--- BEGIN ---

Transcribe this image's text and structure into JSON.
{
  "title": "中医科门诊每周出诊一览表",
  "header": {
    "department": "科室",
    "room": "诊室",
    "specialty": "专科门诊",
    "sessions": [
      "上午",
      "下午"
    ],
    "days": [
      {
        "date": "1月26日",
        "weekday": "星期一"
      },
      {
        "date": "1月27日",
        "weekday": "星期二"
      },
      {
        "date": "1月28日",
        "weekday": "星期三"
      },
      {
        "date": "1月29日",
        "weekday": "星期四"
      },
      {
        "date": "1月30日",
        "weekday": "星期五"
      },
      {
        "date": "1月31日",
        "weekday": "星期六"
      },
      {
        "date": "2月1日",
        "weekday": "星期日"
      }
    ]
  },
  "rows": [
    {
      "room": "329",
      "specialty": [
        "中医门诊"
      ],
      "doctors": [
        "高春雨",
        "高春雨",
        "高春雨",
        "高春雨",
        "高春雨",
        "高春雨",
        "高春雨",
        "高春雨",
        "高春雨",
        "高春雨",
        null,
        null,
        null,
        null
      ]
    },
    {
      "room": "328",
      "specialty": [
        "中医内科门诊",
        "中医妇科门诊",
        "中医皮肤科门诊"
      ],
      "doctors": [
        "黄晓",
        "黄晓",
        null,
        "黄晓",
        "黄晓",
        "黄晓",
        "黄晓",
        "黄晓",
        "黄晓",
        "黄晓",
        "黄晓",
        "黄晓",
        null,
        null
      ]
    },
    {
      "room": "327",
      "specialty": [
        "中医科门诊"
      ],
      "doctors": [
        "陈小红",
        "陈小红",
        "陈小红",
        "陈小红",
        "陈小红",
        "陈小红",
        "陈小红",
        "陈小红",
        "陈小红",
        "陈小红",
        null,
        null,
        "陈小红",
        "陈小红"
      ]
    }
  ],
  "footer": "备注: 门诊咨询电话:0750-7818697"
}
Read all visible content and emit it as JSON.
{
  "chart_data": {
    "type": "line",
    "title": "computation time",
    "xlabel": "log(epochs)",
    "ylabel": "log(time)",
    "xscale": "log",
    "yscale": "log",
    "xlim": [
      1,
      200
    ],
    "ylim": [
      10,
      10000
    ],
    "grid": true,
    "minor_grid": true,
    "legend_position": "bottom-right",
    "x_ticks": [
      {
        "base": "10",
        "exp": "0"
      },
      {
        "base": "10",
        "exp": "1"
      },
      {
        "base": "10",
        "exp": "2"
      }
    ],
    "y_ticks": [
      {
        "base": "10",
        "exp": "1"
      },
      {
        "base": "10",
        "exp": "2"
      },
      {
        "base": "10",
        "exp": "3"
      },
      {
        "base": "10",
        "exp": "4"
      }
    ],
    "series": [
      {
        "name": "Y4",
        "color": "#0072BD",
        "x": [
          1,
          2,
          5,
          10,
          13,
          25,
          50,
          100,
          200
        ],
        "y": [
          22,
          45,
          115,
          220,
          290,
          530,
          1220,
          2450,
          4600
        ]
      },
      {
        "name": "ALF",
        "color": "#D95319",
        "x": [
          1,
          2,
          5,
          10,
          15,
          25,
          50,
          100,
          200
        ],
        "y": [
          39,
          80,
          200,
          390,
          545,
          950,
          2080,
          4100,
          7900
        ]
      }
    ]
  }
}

--- END ---

#### THE EXERCISE:
Show the lines where the word "title" appears in the entries.

#### EXERCISE RESULT:
  "title": "中医科门诊每周出诊一览表",
    "title": "computation time",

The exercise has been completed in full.